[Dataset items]
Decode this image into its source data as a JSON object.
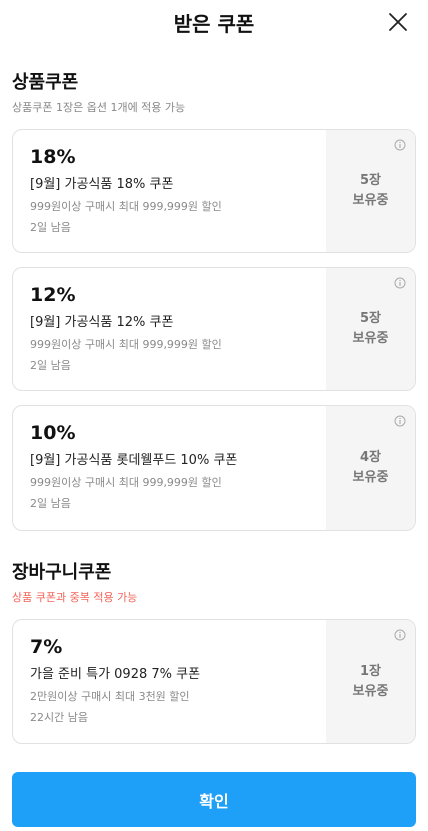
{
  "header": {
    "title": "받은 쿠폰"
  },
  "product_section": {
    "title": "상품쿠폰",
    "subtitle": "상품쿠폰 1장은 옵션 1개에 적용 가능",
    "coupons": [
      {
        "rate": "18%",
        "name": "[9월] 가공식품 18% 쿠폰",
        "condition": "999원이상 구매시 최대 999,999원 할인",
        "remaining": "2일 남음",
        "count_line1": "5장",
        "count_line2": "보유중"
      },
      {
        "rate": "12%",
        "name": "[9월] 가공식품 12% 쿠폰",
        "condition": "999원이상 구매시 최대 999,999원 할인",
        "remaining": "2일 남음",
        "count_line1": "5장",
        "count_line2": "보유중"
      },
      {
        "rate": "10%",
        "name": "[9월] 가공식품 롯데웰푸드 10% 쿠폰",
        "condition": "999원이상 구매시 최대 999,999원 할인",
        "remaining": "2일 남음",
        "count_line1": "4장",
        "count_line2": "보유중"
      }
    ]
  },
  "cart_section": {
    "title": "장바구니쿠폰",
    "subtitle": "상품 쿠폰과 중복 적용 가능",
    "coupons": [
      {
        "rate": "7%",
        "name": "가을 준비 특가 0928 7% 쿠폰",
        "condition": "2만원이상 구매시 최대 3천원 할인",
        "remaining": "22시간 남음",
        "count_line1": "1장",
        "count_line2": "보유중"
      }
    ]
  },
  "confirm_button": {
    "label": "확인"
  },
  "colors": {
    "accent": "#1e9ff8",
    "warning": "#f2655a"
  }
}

_OBJECTIVE:_
The required answer is a single number: the count of lines in the entries that hold the string "subtitle".

_ANSWER TO THE EXERCISE:_
2